### Instructions for the task
Every line that contains the word "this" should be copied.
--*--
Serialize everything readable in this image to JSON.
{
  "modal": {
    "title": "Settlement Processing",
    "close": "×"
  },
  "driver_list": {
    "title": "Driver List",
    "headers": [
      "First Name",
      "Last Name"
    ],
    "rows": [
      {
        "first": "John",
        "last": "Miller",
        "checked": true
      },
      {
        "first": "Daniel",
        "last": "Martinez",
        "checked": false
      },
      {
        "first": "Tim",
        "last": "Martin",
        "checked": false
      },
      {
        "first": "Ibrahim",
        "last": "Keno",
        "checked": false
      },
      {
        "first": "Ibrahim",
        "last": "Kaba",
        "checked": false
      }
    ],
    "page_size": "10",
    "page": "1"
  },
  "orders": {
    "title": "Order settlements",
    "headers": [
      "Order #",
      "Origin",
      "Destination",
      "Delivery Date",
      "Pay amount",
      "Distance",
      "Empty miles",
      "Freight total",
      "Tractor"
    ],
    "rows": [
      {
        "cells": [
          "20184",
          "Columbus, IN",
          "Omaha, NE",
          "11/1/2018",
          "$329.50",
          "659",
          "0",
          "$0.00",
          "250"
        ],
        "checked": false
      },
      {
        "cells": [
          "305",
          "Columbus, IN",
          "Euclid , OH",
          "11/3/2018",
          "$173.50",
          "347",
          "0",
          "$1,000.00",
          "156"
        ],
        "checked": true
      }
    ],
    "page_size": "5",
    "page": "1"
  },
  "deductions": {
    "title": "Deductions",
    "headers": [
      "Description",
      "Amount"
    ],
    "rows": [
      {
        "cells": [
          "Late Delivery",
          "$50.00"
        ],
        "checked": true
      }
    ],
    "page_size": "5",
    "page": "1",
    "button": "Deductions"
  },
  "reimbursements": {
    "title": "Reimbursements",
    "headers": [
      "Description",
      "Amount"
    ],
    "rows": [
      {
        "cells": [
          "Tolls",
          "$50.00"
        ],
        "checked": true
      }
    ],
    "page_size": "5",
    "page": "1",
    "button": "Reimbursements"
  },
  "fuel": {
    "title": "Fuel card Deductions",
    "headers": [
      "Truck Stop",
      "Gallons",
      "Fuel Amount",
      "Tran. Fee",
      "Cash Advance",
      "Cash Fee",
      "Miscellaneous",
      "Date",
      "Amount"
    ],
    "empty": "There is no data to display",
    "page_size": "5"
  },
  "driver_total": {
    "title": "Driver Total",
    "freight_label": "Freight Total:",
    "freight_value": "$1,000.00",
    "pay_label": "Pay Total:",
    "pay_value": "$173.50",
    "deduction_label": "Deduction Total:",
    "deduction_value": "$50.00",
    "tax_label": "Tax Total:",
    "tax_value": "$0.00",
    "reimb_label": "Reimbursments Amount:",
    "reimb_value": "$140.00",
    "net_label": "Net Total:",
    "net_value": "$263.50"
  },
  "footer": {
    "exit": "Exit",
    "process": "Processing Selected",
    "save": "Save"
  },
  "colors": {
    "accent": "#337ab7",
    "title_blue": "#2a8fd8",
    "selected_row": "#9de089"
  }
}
--*--
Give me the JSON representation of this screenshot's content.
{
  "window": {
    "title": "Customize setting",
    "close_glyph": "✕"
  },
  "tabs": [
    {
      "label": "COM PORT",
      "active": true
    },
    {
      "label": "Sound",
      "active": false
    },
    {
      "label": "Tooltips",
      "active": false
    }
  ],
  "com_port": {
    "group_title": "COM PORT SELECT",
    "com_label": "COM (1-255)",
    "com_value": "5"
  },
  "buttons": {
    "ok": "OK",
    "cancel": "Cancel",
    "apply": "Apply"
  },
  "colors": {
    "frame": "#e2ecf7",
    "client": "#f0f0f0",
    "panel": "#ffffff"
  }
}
--*--
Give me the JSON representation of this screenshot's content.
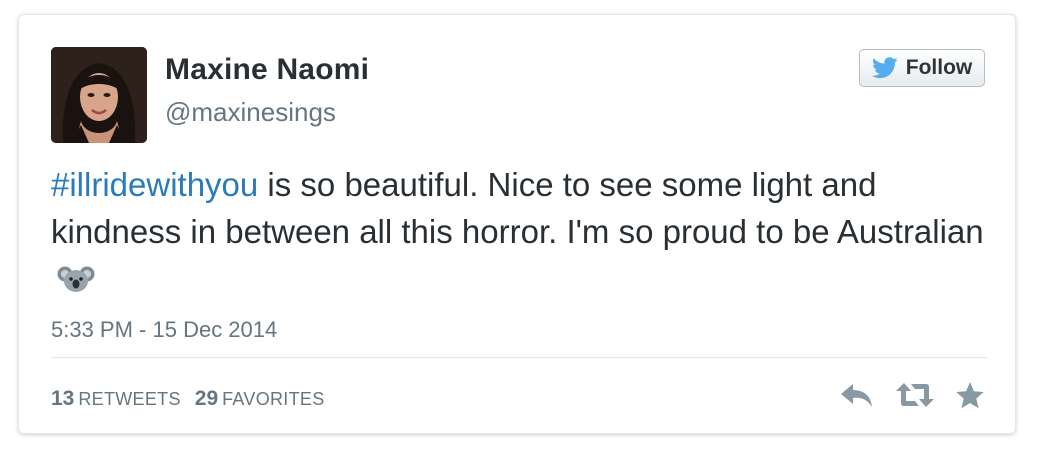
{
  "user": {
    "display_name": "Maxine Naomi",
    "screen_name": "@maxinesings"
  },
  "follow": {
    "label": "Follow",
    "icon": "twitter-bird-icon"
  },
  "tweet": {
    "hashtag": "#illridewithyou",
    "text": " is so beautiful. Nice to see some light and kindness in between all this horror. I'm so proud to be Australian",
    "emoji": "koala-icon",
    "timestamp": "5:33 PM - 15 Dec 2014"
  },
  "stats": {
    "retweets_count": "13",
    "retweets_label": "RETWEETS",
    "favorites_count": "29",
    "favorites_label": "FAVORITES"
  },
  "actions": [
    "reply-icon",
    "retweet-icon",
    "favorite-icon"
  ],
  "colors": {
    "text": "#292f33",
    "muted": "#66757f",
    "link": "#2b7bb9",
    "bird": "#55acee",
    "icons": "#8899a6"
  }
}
--*--
### Task response
Serialize everything readable in this image to JSON.
Give me the JSON representation of this screenshot's content.
Give me the JSON representation of this screenshot's content.
    "text": " is so beautiful. Nice to see some light and kindness in between all this horror. I'm so proud to be Australian",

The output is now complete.